実施例5と実施例6は、塩析剤の量のみが異なる処方である。
図4の結果から分かる通り、塩析剤を増量することにより、溶出率が改善されている。実施例5および実施例6は、直接打錠法により調製した製剤であるが、塩析剤のゲル化抑制効果が、直接打錠法で調製した製剤でも発揮されていることが分かる。
【0076】
(実施例7)
表5に記載の処方に従い、ワンダーブレンダー(商品名)(WB−1、大阪ケミカル社製)を用いて45秒間粉砕した化合物1と、乳棒乳鉢を用いて粉砕した塩化ナトリウムと,イソマルを、ガラス瓶の中で2分間混合した。当該混合品を打錠機(HT―AP―18SS−II、畑鉄工所、直径8.5mmの臼、曲率半径10mmのR面杵)を用いて表5に記載の質量,かつ錠剤硬度が5kg以上となるように打錠し、錠剤を得た。
【0077】
(実施例8)
表5に記載の処方に従い、実施例7と同様に操作を行い、錠剤を得た。
【0078】
(実施例9)
表5に記載の処方に従い、実施例7と同様に操作を行い、錠剤を得た。
【0079】
【表5】
【0080】
(試験例4)溶出試験(第一液)
試験例1と同様に溶出試験を行った。溶出試験の結果を
図5に示す。
直接打錠法により錠剤を調製すると、造粒法で製造した錠剤のような速やかな溶出は示さないが(
図3参照)、賦形剤としてイソマルのような糖アルコールを用い、糖アルコールの量を増量することにより、溶出率の改善効果が認められる(実施例7〜9)。
【0081】
(参考例1)
表6記載の処方に従い、化合物1と結晶セルロースをポリエチレン袋中で3分間混合した。当該混合品を打錠機(HT―AP―18SS−II、畑鉄工所、直径8.5mmの臼、曲率半径10mmのR面杵)を用いて質量250mg、打錠圧力が1000kgfとなるように、打錠し、錠剤を得た。
【0082】
(参考例2)
表6記載の処方に従い、化合物1とイソマルをポリエチレン袋中で3分間混合した。当該混合品を打錠機(HT―AP―18SS−II、畑鉄工所、直径8.5mmの臼、曲率半径10mmのR面杵)を用いて質量250mg、打錠圧力が1000kgfとなるように、打錠し、錠剤を得た。

▸ **課題 1**:
錠剤の調製例を記した本文によると、参考例1で化合物1と混合されたものは何ですか。
▸ **課題 2**:
錠剤の調製例を記した本文を、最後の文の後から書き継いでください。
データセットの項目は本課題には用いません。

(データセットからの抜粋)
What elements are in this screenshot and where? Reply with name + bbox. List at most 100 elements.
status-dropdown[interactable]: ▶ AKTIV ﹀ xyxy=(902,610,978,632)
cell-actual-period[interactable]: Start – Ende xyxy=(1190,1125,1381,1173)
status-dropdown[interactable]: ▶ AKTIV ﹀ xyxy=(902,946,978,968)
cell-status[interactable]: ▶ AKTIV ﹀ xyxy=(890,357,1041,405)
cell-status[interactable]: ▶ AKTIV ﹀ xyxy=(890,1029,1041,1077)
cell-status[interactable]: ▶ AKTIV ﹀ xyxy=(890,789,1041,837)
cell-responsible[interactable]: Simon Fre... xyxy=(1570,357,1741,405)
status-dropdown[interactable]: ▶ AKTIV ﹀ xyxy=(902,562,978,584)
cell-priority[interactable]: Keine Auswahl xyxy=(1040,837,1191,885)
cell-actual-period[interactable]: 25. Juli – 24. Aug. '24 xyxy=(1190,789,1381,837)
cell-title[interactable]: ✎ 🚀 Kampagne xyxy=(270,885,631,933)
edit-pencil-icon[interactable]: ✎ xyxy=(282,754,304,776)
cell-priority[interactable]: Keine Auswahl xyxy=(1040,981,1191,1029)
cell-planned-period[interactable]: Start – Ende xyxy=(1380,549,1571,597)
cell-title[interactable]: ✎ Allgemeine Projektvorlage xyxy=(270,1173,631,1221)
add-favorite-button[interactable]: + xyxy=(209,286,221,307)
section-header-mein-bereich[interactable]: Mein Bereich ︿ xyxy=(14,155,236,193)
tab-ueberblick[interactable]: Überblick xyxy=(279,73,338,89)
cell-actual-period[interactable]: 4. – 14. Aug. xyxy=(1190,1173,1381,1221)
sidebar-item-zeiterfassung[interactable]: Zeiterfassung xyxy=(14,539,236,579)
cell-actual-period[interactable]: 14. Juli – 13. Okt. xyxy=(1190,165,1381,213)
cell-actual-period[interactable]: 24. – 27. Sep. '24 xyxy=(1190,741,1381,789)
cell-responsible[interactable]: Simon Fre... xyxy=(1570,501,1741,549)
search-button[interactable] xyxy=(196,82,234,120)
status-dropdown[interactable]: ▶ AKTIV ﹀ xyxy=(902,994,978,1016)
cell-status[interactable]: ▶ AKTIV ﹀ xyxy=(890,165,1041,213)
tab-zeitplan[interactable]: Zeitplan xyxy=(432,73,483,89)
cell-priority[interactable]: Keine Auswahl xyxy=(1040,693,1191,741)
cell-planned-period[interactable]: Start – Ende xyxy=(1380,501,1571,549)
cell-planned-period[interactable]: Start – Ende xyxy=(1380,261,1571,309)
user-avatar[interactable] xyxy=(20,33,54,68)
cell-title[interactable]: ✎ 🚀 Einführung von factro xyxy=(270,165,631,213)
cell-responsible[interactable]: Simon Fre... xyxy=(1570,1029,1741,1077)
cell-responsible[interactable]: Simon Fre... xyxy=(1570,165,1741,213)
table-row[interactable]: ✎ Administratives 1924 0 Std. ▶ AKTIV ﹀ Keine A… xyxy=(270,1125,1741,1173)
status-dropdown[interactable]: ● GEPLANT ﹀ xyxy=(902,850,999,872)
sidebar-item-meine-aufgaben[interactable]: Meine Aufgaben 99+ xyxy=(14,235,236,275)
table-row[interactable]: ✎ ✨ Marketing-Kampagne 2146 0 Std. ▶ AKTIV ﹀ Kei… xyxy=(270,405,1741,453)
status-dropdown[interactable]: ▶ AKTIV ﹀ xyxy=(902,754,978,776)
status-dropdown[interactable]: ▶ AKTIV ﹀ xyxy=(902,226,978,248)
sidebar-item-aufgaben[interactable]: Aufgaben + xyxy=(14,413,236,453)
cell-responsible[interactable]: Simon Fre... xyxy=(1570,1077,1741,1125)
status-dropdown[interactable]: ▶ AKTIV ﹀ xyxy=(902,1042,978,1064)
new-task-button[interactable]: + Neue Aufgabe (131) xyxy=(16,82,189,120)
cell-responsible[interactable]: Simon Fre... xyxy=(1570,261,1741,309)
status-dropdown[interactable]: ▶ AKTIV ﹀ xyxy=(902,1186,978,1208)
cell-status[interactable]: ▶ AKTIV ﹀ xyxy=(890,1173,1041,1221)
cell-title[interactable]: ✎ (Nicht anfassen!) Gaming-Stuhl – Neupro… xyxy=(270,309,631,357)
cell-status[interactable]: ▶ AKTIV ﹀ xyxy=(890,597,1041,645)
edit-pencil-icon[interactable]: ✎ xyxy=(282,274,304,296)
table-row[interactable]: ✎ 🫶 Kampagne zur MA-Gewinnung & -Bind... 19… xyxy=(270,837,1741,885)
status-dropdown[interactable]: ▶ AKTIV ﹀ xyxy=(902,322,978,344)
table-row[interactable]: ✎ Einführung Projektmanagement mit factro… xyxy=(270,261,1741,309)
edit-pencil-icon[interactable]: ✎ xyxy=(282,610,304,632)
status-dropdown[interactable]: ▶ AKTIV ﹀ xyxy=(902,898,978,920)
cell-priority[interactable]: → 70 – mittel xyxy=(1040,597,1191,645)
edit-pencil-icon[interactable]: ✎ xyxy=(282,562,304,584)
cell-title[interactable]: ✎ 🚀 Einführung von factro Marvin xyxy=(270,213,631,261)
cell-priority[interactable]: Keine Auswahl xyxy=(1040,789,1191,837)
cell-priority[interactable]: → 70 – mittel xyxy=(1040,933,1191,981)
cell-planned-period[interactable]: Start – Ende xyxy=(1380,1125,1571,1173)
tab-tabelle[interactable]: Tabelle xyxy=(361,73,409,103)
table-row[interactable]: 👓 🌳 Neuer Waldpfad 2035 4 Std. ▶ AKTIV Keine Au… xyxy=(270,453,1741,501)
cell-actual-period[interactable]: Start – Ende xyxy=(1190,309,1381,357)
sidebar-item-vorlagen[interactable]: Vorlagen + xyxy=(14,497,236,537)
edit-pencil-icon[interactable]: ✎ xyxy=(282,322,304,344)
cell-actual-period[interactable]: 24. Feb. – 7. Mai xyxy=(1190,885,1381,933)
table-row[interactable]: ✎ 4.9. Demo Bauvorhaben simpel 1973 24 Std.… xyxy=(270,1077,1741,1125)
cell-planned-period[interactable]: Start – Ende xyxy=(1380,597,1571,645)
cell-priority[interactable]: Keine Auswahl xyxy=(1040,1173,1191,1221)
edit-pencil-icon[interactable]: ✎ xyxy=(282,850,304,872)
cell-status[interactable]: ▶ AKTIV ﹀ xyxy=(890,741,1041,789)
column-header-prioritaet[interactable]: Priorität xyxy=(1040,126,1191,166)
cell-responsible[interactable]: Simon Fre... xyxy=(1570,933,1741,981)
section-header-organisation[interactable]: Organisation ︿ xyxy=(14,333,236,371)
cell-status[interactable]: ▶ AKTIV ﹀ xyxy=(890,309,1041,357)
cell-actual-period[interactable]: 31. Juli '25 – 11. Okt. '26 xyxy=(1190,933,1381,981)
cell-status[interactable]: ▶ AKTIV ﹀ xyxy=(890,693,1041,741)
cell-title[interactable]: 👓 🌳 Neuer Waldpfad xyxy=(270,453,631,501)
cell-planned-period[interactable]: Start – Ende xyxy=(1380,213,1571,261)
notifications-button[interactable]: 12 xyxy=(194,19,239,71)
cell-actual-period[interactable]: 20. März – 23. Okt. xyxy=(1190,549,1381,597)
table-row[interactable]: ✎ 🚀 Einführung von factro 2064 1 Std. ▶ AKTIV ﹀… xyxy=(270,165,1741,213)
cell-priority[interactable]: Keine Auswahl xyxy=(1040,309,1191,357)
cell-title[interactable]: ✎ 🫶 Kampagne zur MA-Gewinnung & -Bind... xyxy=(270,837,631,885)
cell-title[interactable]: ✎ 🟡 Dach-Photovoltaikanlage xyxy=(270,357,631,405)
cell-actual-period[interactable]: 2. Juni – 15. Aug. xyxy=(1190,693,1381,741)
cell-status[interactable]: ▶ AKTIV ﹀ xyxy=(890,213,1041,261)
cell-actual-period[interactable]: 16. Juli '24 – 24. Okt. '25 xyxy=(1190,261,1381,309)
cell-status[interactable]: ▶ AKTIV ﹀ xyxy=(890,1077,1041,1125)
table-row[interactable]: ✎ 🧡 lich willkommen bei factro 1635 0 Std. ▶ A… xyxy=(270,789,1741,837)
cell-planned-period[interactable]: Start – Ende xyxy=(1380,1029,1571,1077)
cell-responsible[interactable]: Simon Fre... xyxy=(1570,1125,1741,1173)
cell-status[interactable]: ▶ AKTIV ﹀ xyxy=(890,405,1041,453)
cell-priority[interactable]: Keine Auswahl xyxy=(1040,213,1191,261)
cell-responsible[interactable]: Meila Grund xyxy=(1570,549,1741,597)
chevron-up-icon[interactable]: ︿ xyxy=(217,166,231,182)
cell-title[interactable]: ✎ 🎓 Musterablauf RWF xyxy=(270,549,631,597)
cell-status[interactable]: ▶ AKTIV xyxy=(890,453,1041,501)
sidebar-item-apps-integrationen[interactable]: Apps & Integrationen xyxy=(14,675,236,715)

▸ **解答例 1**:
結晶セルロースです。

▸ **解答例 2**:
(参考例3)
表6記載の処方に従い、化合物1と乳糖水和物をポリエチレン袋中で3分間混合した。当該混合品を打錠機(HT―AP―18SS−II、畑鉄工所、直径8.5mmの臼、曲率半径10mmのR面杵)を用いて質量250mg、打錠圧力が1000kgfとなるように、打錠し、錠剤を得た。
【0083】
(参考例4)
表6記載の処方に従い、化合物1とマンニトールをポリエチレン袋中で3分間混合した。当該混合品を打錠機(HT―AP―18SS−II、畑鉄工所、直径8.5mmの臼、曲率半径10mmのR面杵)を用いて質量250mg、打錠圧力が1000kgfとなるように、打錠し、錠剤を得た。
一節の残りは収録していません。